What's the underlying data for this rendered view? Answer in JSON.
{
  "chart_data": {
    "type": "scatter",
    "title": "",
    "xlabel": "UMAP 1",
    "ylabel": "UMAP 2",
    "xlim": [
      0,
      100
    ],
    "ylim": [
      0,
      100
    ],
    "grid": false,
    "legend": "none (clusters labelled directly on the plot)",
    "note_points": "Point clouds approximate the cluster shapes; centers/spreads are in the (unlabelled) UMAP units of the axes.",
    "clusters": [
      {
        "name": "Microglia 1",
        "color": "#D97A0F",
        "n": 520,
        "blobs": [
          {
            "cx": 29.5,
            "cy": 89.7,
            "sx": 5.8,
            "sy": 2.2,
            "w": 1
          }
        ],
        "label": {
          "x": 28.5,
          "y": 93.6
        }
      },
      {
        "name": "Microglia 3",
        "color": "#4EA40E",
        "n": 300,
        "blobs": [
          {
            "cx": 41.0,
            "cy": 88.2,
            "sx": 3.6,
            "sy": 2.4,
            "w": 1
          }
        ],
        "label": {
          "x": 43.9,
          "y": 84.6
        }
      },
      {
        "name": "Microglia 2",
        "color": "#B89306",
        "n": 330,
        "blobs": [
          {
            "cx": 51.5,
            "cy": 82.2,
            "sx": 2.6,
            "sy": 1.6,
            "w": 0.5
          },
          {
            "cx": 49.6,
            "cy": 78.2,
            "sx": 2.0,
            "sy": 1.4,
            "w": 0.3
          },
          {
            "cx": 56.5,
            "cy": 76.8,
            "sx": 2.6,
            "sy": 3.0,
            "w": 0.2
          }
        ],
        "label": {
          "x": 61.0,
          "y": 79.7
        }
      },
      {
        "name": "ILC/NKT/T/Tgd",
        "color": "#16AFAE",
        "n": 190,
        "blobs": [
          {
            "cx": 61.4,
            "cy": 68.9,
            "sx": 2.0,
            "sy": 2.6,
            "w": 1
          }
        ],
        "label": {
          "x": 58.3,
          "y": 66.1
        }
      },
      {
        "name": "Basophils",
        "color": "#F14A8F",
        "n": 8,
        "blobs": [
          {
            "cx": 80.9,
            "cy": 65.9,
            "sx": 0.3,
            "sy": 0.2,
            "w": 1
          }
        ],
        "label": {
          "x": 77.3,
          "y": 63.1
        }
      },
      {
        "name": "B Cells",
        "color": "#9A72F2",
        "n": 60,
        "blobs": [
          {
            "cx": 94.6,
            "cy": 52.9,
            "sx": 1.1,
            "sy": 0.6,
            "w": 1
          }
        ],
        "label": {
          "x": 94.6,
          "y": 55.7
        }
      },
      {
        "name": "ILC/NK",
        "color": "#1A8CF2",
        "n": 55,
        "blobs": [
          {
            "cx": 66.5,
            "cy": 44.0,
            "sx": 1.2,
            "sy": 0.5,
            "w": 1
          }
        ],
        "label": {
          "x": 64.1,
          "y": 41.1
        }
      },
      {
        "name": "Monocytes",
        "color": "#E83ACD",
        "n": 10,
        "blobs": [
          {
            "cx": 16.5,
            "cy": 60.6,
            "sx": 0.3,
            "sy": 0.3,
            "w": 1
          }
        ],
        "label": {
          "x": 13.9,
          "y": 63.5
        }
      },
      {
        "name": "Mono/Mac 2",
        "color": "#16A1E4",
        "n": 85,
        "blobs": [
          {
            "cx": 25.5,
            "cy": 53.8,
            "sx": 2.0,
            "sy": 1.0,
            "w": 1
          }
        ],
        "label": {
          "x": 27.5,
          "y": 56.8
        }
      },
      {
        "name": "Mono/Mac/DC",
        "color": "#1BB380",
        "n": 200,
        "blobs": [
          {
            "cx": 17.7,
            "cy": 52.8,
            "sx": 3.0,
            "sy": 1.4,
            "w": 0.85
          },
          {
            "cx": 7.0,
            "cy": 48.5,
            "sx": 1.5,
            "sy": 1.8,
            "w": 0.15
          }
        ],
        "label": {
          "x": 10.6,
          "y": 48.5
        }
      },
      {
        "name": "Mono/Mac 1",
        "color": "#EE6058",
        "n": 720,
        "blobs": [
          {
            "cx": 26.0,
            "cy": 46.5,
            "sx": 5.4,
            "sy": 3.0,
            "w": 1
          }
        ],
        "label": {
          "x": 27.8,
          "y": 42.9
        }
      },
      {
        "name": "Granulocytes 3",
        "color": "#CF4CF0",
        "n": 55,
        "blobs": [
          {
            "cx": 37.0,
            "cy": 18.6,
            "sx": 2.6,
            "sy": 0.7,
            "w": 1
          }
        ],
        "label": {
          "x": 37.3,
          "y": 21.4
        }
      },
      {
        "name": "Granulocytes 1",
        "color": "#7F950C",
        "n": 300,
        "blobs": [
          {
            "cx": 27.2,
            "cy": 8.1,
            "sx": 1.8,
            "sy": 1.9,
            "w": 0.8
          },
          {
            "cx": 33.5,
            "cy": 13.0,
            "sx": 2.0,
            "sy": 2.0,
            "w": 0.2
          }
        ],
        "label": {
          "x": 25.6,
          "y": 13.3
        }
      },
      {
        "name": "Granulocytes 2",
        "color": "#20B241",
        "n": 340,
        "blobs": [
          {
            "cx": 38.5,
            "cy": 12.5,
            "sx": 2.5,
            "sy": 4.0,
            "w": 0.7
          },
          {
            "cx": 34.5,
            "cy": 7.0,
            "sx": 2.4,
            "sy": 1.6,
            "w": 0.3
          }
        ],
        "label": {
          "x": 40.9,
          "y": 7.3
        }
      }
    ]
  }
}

+++

# WHAT IS BEING ASKED
State how many lines above contain the string "Granulocytes", with no other words.

# THE ANSWER
3